Source:
begin

An Interview with Colette Wilson, Family Educator with Milton Promise Community Initiative

By Beth Truzansky

Colette Wilson is an enthusiastic educator and natural community builder. She is working as a Family Educator with the Milton Family Community Center, hired to engage families through playgroups, to support early child development, connect parents and kids to supports they need, and build community in Milton. Her role is in support of Milton’s Promise Community initiative funded by Vermont’s Race to the Top – Early Learning Challenge grant.

On Saturdays she works with a team of facilitators to host playgroups at the Milton Elementary School gym or the Cornerstone Church which will move outside to Bombardier Park now that the weather is warmer.

The playgroups are one way Milton’s Promise Community group is working to ensure all children in Milton thrive with the support of an engaged and connected community. The Promise Community group has also helped fund recreation equipment, programming and supplies at the library, a drop-in art program on Sundays with the Milton Artist Guild, and will offer kids activities at the town farmers’ market this summer.

All of these activities are ways to connect kids and families to build a stronger community, amd support kids in the development of skills toward greater success in school and life. Milton is a community of 10,300 people in Northern Chittenden County. The home ownership rate in Milton is 69%, so while the community is pretty stable, many people are not connected to town life; perhaps in part because of the rural nature of the town. Many people live in Milton but work elsewhere and don’t know much about what is offered in the community.

The Saturday playgroups have been a huge success. The playgroup hosted by Milton Family Community Center is part of a network of free playgroups offered by Parent Child Centers and other community based agencies across the state. Playgroups provide a safe and accessible environment for children and parents or other caregivers. They are usually for children age birth to age five. They all have a facilitator and include some planned and open play time with a mix of large and small motor activities and literacy, art or singing.

Colette Wilson, the playgroup facilitator, has an interesting background. She is a mother and grandmother, has run the Milton Afterschool program, has taught parenting classes and middle school math, and been a dorm parent to name a few of her many roles. I sat down with her and hope you will continue to read about our conversation and her approach to family engagement and child development.

end

Recorded information:

begin

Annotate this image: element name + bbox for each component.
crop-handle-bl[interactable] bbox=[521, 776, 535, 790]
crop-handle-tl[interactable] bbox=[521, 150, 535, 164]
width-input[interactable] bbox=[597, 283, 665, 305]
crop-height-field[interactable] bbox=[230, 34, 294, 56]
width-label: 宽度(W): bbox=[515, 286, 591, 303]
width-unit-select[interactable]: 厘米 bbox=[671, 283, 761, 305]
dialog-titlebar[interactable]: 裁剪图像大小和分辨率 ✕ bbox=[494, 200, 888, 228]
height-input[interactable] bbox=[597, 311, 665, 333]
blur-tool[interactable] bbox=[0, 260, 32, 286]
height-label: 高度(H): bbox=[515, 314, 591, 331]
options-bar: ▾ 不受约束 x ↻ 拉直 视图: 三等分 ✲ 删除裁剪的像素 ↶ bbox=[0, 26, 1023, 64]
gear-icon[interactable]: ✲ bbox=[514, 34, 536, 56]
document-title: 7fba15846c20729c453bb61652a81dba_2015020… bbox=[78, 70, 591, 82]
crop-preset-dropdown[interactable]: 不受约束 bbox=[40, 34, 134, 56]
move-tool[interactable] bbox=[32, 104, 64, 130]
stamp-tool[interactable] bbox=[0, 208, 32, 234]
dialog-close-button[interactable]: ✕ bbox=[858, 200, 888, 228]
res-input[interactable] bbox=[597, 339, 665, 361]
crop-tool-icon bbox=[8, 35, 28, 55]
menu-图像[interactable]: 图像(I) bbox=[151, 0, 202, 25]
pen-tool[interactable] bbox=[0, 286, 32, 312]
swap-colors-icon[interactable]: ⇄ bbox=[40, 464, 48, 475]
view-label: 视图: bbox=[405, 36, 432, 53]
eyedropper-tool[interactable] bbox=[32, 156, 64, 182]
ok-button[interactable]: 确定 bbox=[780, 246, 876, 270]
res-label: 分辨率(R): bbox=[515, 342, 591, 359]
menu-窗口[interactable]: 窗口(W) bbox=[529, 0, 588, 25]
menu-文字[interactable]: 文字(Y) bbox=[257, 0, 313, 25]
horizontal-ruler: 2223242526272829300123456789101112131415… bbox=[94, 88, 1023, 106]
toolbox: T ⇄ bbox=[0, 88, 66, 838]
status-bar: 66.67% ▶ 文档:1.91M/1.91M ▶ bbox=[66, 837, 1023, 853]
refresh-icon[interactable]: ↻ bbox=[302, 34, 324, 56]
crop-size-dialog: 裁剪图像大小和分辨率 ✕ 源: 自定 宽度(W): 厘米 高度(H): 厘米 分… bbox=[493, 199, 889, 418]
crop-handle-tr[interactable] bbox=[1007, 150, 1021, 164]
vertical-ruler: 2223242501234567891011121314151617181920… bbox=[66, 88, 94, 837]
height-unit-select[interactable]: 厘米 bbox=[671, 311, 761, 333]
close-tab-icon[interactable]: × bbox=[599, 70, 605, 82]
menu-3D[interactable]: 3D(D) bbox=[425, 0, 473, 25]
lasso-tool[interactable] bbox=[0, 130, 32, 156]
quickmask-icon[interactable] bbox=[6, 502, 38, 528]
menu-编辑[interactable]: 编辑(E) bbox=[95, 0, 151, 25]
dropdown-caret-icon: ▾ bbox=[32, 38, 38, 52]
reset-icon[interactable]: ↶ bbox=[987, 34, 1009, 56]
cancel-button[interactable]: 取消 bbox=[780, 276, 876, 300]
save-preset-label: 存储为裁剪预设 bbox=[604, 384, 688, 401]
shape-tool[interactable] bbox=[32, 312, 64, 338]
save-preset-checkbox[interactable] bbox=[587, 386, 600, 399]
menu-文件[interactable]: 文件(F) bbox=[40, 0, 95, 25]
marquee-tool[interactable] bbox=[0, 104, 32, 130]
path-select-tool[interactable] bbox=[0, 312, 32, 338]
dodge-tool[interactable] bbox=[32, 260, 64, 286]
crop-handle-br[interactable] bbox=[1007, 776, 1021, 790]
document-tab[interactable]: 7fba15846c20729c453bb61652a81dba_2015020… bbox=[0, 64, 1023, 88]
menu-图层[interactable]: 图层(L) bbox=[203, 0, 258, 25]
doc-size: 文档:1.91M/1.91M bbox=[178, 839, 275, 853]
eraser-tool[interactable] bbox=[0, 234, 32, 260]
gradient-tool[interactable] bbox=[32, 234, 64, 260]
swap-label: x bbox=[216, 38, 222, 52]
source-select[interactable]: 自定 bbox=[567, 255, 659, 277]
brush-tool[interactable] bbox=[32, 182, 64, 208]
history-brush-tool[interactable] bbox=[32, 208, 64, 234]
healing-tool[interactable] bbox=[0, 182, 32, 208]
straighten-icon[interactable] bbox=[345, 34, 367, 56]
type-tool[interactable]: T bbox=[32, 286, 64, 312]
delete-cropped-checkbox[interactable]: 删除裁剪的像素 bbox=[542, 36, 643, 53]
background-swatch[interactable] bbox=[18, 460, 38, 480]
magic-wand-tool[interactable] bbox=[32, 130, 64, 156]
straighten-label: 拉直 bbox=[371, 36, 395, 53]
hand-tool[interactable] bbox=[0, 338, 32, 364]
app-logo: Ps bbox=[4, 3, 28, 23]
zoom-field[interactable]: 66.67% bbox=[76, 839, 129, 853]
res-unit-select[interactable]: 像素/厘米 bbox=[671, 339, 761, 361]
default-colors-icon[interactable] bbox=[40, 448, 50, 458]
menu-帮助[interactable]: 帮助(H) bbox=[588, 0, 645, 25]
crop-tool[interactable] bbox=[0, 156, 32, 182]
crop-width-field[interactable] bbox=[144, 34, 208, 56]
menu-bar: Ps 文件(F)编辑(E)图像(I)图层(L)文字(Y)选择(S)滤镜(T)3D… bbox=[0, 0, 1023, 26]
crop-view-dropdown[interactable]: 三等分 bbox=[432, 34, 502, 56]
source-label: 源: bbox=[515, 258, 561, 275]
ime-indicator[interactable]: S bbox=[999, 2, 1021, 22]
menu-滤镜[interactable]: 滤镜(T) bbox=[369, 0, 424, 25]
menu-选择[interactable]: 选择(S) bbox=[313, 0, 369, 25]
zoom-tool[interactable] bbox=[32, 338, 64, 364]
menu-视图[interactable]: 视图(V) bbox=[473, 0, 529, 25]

end

Task goal: Go on with the interview with Colette Wilson, starting right after its last sentence. The entries are separate material that has nothing to do with the interview.

Task answer:
Beth Truzansky (BT): What are you hoping to create through your work as a Family Educator?

Colette Wilson (CW): I’m hoping to bring people together to talk and build community. If one person doesn’t know where to go for help, they at least know one other person they can go to. It’s about creating a network. I think it’s important people realize that right in their own backyard there are free playgroups and story times that are great for learning and connecting with their children, as well as connecting with others. I think it’s so important to connect with your children.

BT: What are ways you foster connection and community?

CW: I talk to parents about what they would like to improve in the community. I was talking to a dad who mentioned there was not shade in the park close to the kids’ climbing structure. I shared that suggestion with Recreation department staff at a recent Promise Community meeting. The dad said, ‘I’m so glad someone listened!’

I always share relevant local information at playgroups. Last week, I brought information from the library about their evening Pajama Story Time event. A parent said “Oh, I’m so glad there is something like this happening, I didn’t know!” We talked about how great it is to get the kids dinner, a bath and put them in PJs and take them to the library for a story. And there are free books!”

BT: What does success look like?

CW: For me, success is the child I saw recently at playgroup. When she and her mom fist started coming, she was shy and they did stuff in a corner without engaging with others. Last Saturday, she walked into playgroup, her eyes lit up at the sight of people she now knows and ran and engaged in the activity. This shows to me that this is a safe space and place where they belong.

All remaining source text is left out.